┌──
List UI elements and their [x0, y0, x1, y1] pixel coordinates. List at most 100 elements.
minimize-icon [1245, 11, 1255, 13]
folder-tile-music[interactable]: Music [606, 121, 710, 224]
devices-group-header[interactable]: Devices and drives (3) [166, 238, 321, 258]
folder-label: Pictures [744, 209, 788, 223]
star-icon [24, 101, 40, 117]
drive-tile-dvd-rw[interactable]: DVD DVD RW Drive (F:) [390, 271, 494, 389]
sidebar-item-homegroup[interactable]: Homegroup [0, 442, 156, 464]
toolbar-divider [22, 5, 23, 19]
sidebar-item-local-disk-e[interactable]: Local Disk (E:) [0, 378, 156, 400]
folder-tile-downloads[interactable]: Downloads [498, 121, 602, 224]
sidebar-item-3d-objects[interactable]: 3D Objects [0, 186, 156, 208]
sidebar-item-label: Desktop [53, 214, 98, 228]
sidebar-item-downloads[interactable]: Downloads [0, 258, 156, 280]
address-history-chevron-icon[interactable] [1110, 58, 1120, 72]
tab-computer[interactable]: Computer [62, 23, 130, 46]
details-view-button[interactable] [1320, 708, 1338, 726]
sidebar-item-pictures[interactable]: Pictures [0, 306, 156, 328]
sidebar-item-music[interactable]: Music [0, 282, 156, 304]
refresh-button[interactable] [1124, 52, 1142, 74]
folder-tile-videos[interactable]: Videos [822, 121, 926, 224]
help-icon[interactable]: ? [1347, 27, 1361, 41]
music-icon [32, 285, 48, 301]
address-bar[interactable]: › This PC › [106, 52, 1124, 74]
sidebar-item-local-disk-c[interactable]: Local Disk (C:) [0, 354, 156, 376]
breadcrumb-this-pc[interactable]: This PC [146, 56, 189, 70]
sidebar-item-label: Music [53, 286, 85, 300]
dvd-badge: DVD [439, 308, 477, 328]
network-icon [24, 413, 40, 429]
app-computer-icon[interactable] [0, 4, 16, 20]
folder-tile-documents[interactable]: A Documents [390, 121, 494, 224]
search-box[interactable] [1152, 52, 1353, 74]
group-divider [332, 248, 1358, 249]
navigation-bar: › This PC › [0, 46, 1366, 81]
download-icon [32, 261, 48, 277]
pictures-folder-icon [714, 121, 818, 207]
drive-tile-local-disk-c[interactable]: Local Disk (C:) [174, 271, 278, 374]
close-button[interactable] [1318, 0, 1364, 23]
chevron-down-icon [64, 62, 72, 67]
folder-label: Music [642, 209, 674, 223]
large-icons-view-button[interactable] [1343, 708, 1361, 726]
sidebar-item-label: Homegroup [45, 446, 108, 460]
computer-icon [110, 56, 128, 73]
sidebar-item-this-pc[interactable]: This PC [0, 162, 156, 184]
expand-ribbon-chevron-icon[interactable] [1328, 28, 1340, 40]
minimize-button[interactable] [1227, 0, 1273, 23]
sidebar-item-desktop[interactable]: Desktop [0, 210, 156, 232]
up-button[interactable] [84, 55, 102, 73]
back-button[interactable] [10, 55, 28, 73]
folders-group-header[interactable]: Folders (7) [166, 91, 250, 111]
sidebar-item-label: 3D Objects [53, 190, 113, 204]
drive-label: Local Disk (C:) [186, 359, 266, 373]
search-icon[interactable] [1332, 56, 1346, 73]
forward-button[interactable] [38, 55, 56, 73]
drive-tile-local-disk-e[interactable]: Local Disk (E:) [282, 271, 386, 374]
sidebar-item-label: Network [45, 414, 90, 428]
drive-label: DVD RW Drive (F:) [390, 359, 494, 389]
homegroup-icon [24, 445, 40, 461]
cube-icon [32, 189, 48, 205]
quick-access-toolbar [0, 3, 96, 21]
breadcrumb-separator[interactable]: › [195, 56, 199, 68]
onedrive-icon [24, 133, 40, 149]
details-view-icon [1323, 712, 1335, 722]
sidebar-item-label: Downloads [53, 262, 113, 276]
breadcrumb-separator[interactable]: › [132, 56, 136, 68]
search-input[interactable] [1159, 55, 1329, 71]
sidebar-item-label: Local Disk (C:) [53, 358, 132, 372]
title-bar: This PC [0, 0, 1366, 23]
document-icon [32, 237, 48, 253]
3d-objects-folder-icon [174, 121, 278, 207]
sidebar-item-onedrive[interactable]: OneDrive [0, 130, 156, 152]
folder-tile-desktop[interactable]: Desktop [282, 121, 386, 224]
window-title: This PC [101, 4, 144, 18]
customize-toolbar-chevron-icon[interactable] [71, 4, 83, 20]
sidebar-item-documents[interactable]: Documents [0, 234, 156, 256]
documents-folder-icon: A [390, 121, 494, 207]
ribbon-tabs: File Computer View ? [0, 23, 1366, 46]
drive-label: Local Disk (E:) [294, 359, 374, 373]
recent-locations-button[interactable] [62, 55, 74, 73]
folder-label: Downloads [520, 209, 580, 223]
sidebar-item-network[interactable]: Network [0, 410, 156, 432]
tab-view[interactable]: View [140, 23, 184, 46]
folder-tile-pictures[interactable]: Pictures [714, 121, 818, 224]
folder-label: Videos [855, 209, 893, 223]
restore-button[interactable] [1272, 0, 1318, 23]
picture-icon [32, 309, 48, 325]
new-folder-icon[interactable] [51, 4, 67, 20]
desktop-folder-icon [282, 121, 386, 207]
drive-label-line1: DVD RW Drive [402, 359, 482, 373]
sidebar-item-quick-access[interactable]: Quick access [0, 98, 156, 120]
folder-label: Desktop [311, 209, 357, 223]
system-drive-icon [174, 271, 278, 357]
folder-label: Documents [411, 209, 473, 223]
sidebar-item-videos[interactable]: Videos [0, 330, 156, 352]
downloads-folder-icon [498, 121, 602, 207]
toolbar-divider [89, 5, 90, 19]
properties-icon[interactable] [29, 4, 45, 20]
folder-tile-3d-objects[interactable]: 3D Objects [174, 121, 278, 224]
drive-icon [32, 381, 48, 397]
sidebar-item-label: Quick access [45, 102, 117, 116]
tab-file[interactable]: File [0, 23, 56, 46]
└──
How many lines of the material above contain the string "details"? Case counts. Reply with the number alone.

2